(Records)
● ● ● ● ● ● ●
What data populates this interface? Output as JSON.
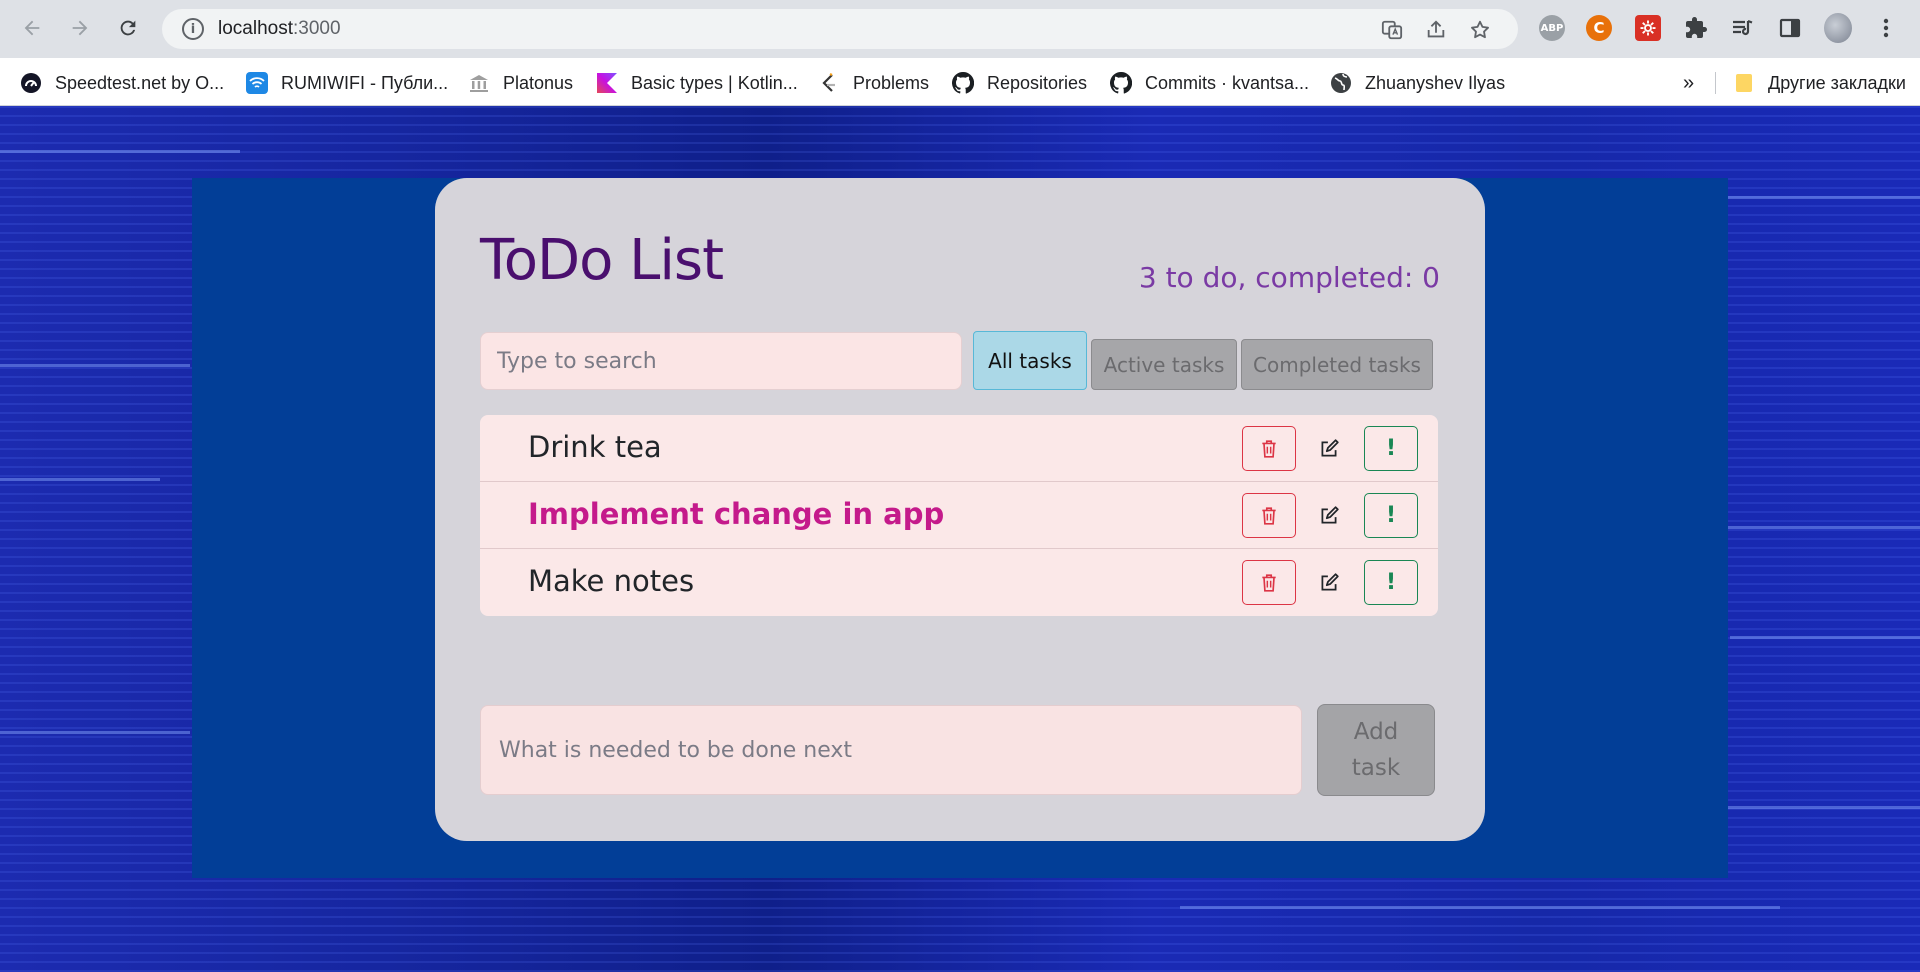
{
  "browser": {
    "url_host": "localhost",
    "url_port": ":3000",
    "bookmarks": [
      {
        "label": "Speedtest.net by O...",
        "icon": "speedtest-icon"
      },
      {
        "label": "RUMIWIFI - Публи...",
        "icon": "wifi-icon"
      },
      {
        "label": "Platonus",
        "icon": "building-icon"
      },
      {
        "label": "Basic types | Kotlin...",
        "icon": "kotlin-icon"
      },
      {
        "label": "Problems",
        "icon": "leetcode-icon"
      },
      {
        "label": "Repositories",
        "icon": "github-icon"
      },
      {
        "label": "Commits · kvantsa...",
        "icon": "github-icon"
      },
      {
        "label": "Zhuanyshev Ilyas",
        "icon": "globe-icon"
      }
    ],
    "more_label": "»",
    "other_bookmarks": "Другие закладки",
    "extensions": {
      "abp": "ABP",
      "c": "C"
    }
  },
  "app": {
    "title": "ToDo List",
    "counter": "3 to do, completed: 0",
    "search_placeholder": "Type to search",
    "filters": {
      "all": "All tasks",
      "active": "Active tasks",
      "completed": "Completed tasks"
    },
    "tasks": [
      {
        "label": "Drink tea",
        "important": false
      },
      {
        "label": "Implement change in app",
        "important": true
      },
      {
        "label": "Make notes",
        "important": false
      }
    ],
    "important_symbol": "!",
    "add_placeholder": "What is needed to be done next",
    "add_button": "Add task",
    "colors": {
      "title": "#4a0f6e",
      "counter": "#7a3aa4",
      "important_task": "#c41a8b",
      "danger": "#dc3545",
      "success": "#198754",
      "active_filter": "#abd8e7"
    }
  }
}
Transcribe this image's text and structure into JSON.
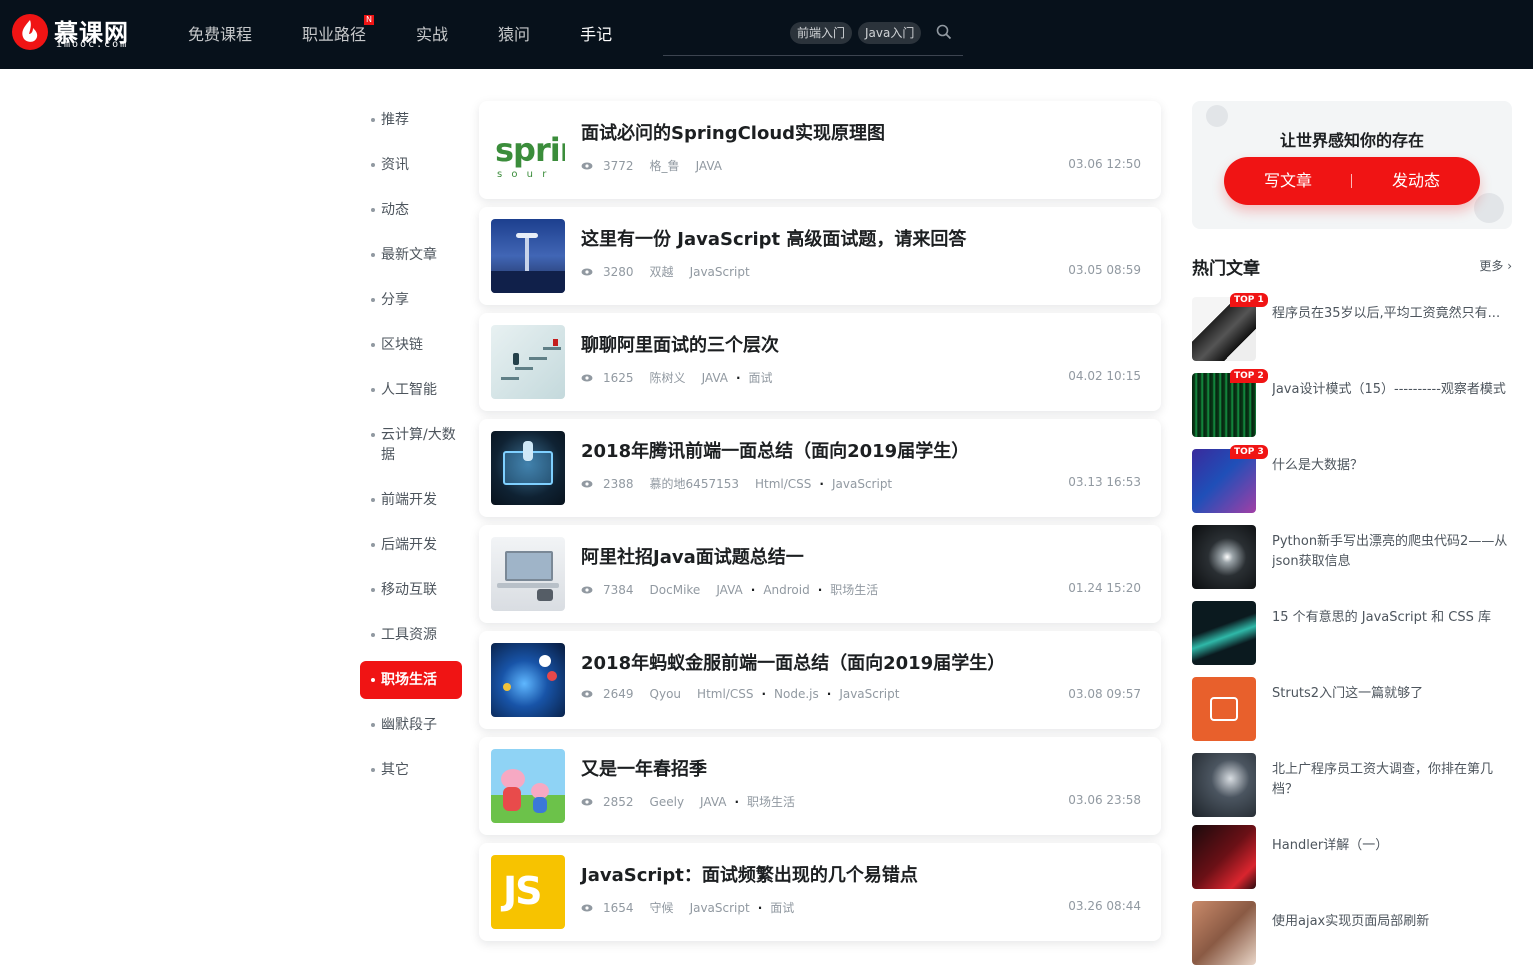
{
  "header": {
    "logo_cn": "慕课网",
    "logo_en": "imooc.com",
    "nav": [
      {
        "label": "免费课程",
        "active": false,
        "badge": ""
      },
      {
        "label": "职业路径",
        "active": false,
        "badge": "N"
      },
      {
        "label": "实战",
        "active": false,
        "badge": ""
      },
      {
        "label": "猿问",
        "active": false,
        "badge": ""
      },
      {
        "label": "手记",
        "active": true,
        "badge": ""
      }
    ],
    "search_tags": [
      "前端入门",
      "Java入门"
    ]
  },
  "categories": [
    {
      "label": "推荐",
      "active": false
    },
    {
      "label": "资讯",
      "active": false
    },
    {
      "label": "动态",
      "active": false
    },
    {
      "label": "最新文章",
      "active": false
    },
    {
      "label": "分享",
      "active": false
    },
    {
      "label": "区块链",
      "active": false
    },
    {
      "label": "人工智能",
      "active": false
    },
    {
      "label": "云计算/大数据",
      "active": false
    },
    {
      "label": "前端开发",
      "active": false
    },
    {
      "label": "后端开发",
      "active": false
    },
    {
      "label": "移动互联",
      "active": false
    },
    {
      "label": "工具资源",
      "active": false
    },
    {
      "label": "职场生活",
      "active": true
    },
    {
      "label": "幽默段子",
      "active": false
    },
    {
      "label": "其它",
      "active": false
    }
  ],
  "articles": [
    {
      "title": "面试必问的SpringCloud实现原理图",
      "views": "3772",
      "author": "格_鲁",
      "tags": [
        "JAVA"
      ],
      "date": "03.06 12:50",
      "thumb_text": "sprir",
      "thumb_sub": "s o u r"
    },
    {
      "title": "这里有一份 JavaScript 高级面试题，请来回答",
      "views": "3280",
      "author": "双越",
      "tags": [
        "JavaScript"
      ],
      "date": "03.05 08:59"
    },
    {
      "title": "聊聊阿里面试的三个层次",
      "views": "1625",
      "author": "陈树义",
      "tags": [
        "JAVA",
        "面试"
      ],
      "date": "04.02 10:15"
    },
    {
      "title": "2018年腾讯前端一面总结（面向2019届学生）",
      "views": "2388",
      "author": "慕的地6457153",
      "tags": [
        "Html/CSS",
        "JavaScript"
      ],
      "date": "03.13 16:53"
    },
    {
      "title": "阿里社招Java面试题总结一",
      "views": "7384",
      "author": "DocMike",
      "tags": [
        "JAVA",
        "Android",
        "职场生活"
      ],
      "date": "01.24 15:20"
    },
    {
      "title": "2018年蚂蚁金服前端一面总结（面向2019届学生）",
      "views": "2649",
      "author": "Qyou",
      "tags": [
        "Html/CSS",
        "Node.js",
        "JavaScript"
      ],
      "date": "03.08 09:57"
    },
    {
      "title": "又是一年春招季",
      "views": "2852",
      "author": "Geely",
      "tags": [
        "JAVA",
        "职场生活"
      ],
      "date": "03.06 23:58"
    },
    {
      "title": "JavaScript：面试频繁出现的几个易错点",
      "views": "1654",
      "author": "守候",
      "tags": [
        "JavaScript",
        "面试"
      ],
      "date": "03.26 08:44",
      "thumb_text": "JS"
    }
  ],
  "write_box": {
    "title": "让世界感知你的存在",
    "write_article": "写文章",
    "post_dynamic": "发动态"
  },
  "hot": {
    "title": "热门文章",
    "more": "更多",
    "items": [
      {
        "text": "程序员在35岁以后,平均工资竟然只有...",
        "badge": "TOP 1"
      },
      {
        "text": "Java设计模式（15）----------观察者模式",
        "badge": "TOP 2"
      },
      {
        "text": "什么是大数据？",
        "badge": "TOP 3"
      },
      {
        "text": "Python新手写出漂亮的爬虫代码2——从json获取信息",
        "badge": ""
      },
      {
        "text": "15 个有意思的 JavaScript 和 CSS 库",
        "badge": ""
      },
      {
        "text": "Struts2入门这一篇就够了",
        "badge": ""
      },
      {
        "text": "北上广程序员工资大调查，你排在第几档？",
        "badge": ""
      },
      {
        "text": "Handler详解（一）",
        "badge": ""
      },
      {
        "text": "使用ajax实现页面局部刷新",
        "badge": ""
      }
    ]
  }
}
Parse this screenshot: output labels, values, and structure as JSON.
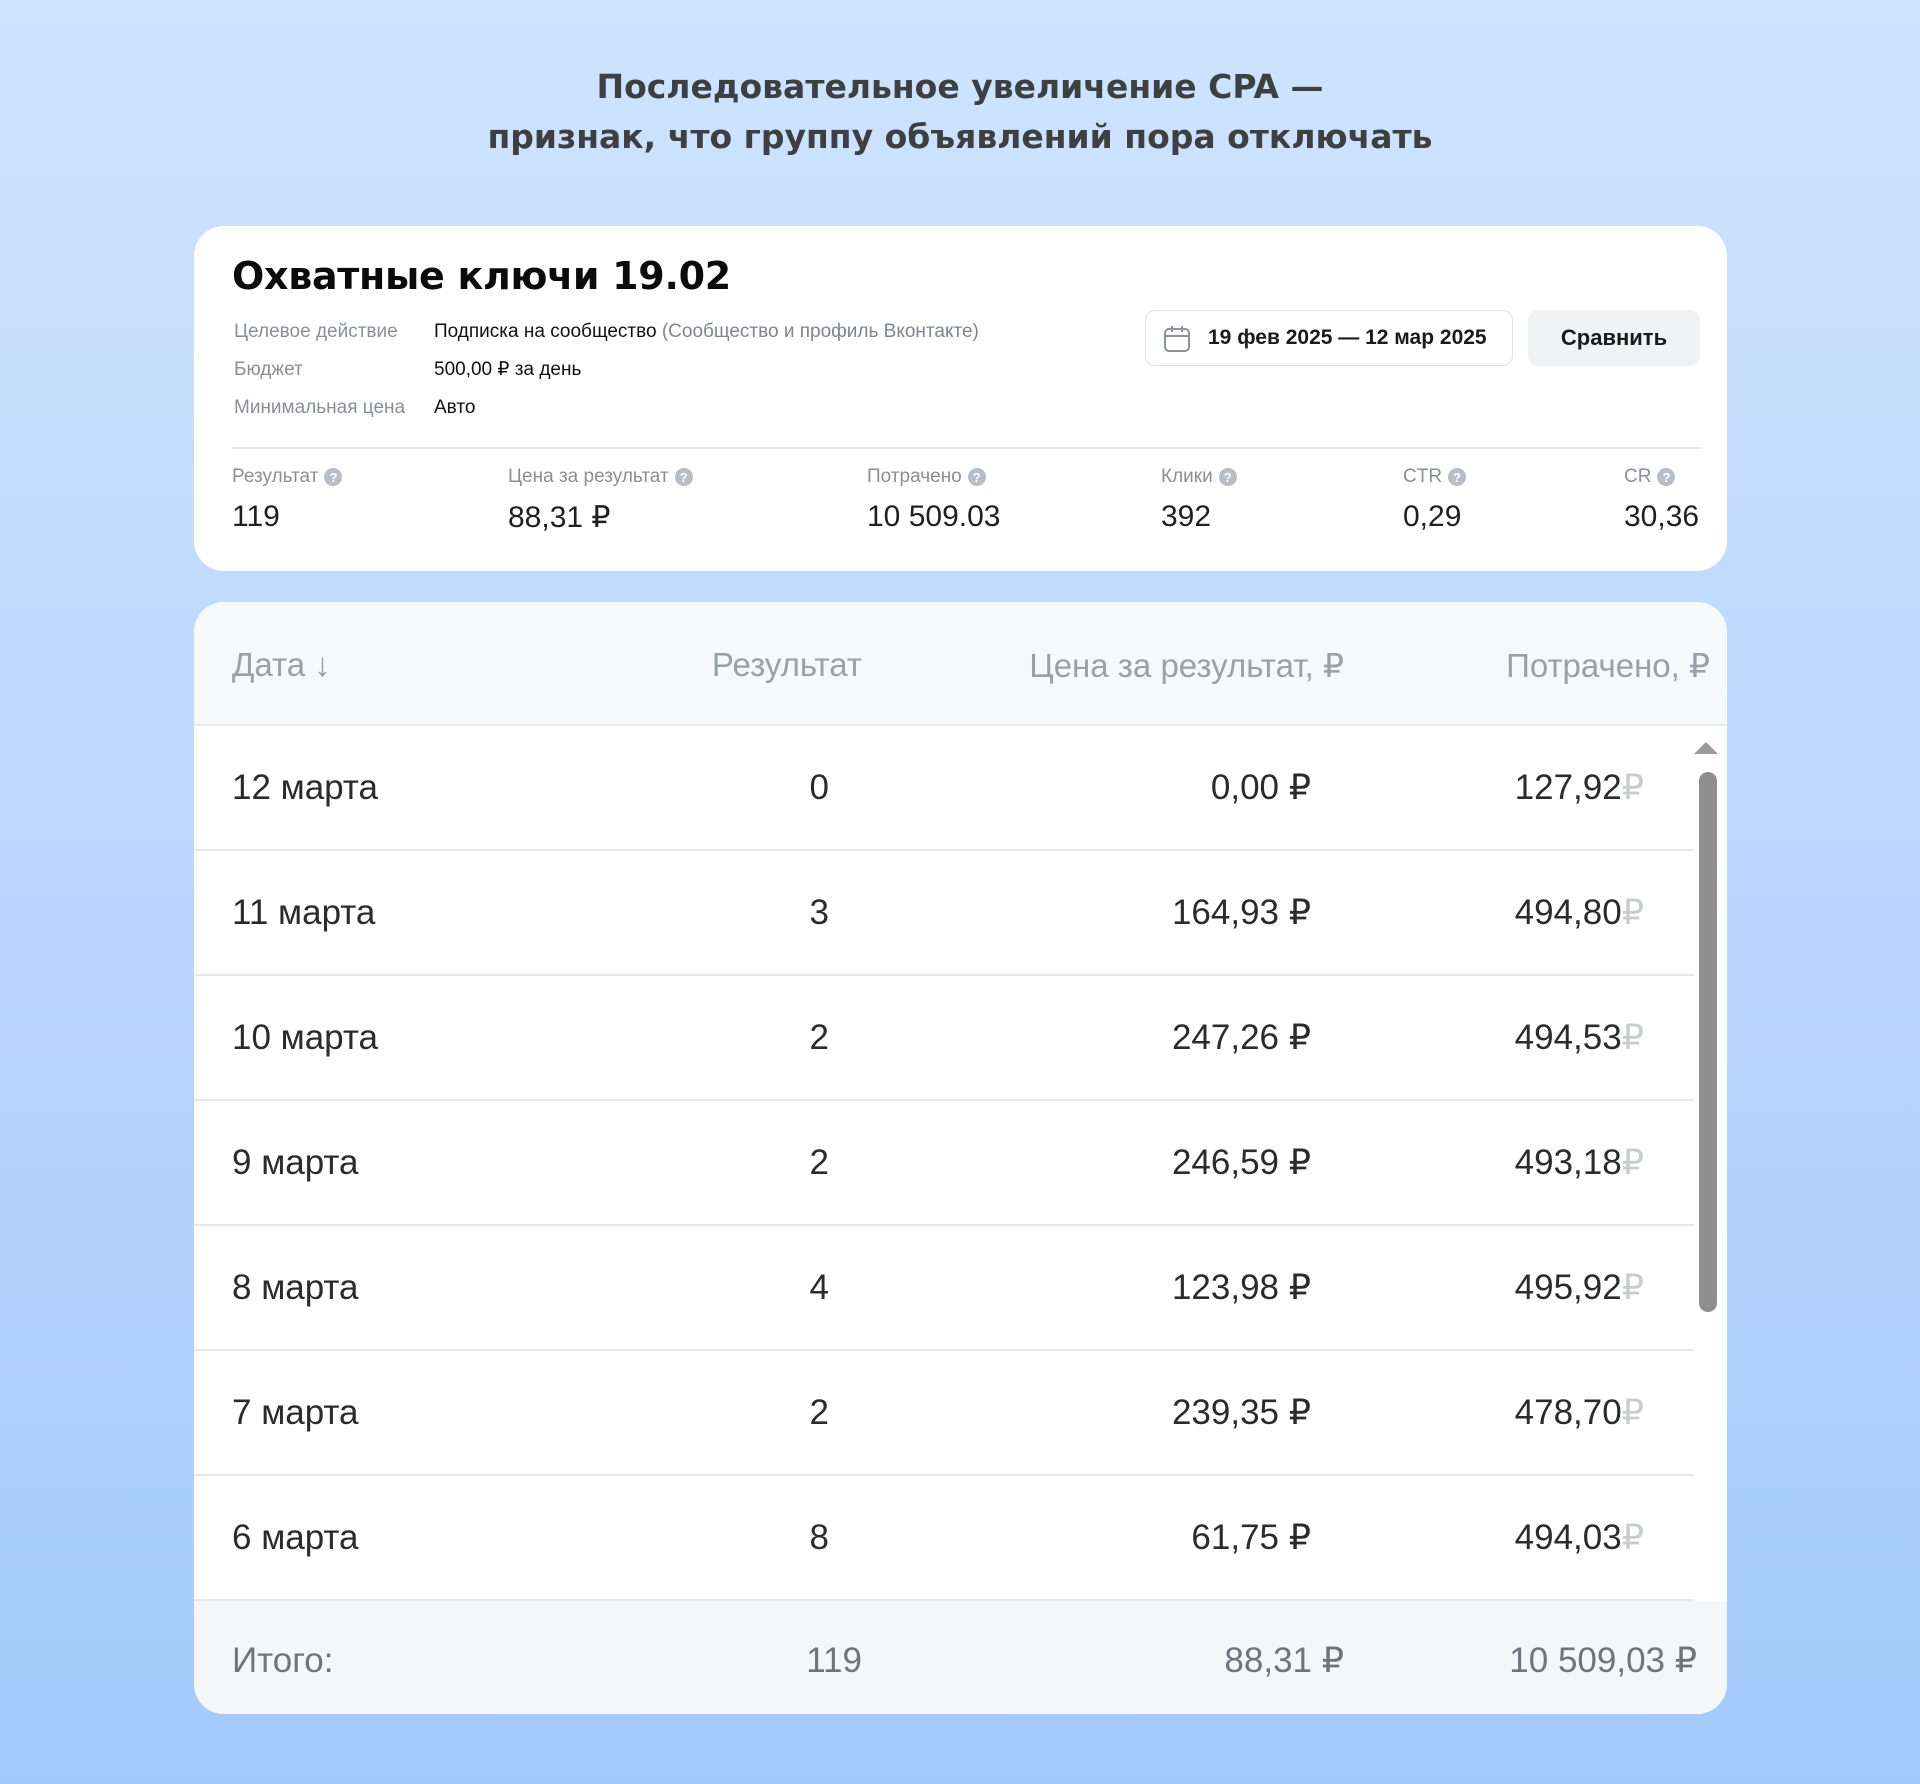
{
  "headline": {
    "line1": "Последовательное увеличение CPA —",
    "line2": "признак, что группу объявлений пора отключать"
  },
  "ad_group": {
    "title": "Охватные ключи 19.02",
    "meta": [
      {
        "label": "Целевое действие",
        "value": "Подписка на сообщество",
        "sub": " (Сообщество и профиль Вконтакте)"
      },
      {
        "label": "Бюджет",
        "value": "500,00 ₽ за день",
        "sub": ""
      },
      {
        "label": "Минимальная цена",
        "value": "Авто",
        "sub": ""
      }
    ],
    "date_range": "19 фев 2025 — 12 мар 2025",
    "compare_label": "Сравнить",
    "stats": [
      {
        "label": "Результат",
        "value": "119"
      },
      {
        "label": "Цена за результат",
        "value": "88,31 ₽"
      },
      {
        "label": "Потрачено",
        "value": "10 509.03"
      },
      {
        "label": "Клики",
        "value": "392"
      },
      {
        "label": "CTR",
        "value": "0,29"
      },
      {
        "label": "CR",
        "value": "30,36"
      }
    ],
    "help_glyph": "?"
  },
  "table": {
    "headers": {
      "date": "Дата ↓",
      "result": "Результат",
      "cpa": "Цена за результат, ₽",
      "spent": "Потрачено, ₽"
    },
    "rows": [
      {
        "date": "12 марта",
        "result": "0",
        "cpa": "0,00 ₽",
        "spent": "127,92"
      },
      {
        "date": "11 марта",
        "result": "3",
        "cpa": "164,93 ₽",
        "spent": "494,80"
      },
      {
        "date": "10 марта",
        "result": "2",
        "cpa": "247,26 ₽",
        "spent": "494,53"
      },
      {
        "date": "9 марта",
        "result": "2",
        "cpa": "246,59 ₽",
        "spent": "493,18"
      },
      {
        "date": "8 марта",
        "result": "4",
        "cpa": "123,98 ₽",
        "spent": "495,92"
      },
      {
        "date": "7 марта",
        "result": "2",
        "cpa": "239,35 ₽",
        "spent": "478,70"
      },
      {
        "date": "6 марта",
        "result": "8",
        "cpa": "61,75 ₽",
        "spent": "494,03"
      }
    ],
    "spent_cut_glyph": "₽",
    "totals": {
      "label": "Итого:",
      "result": "119",
      "cpa": "88,31 ₽",
      "spent": "10 509,03 ₽"
    }
  }
}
● ● ● ● ● ● ●
» **Task requirements**
Pick out lines containing the word "result", each one as written.

» **Answer to the exercise**
      "result": "Результат",
        "result": "0",
        "result": "3",
        "result": "2",
        "result": "2",
        "result": "4",
        "result": "2",
        "result": "8",
      "result": "119",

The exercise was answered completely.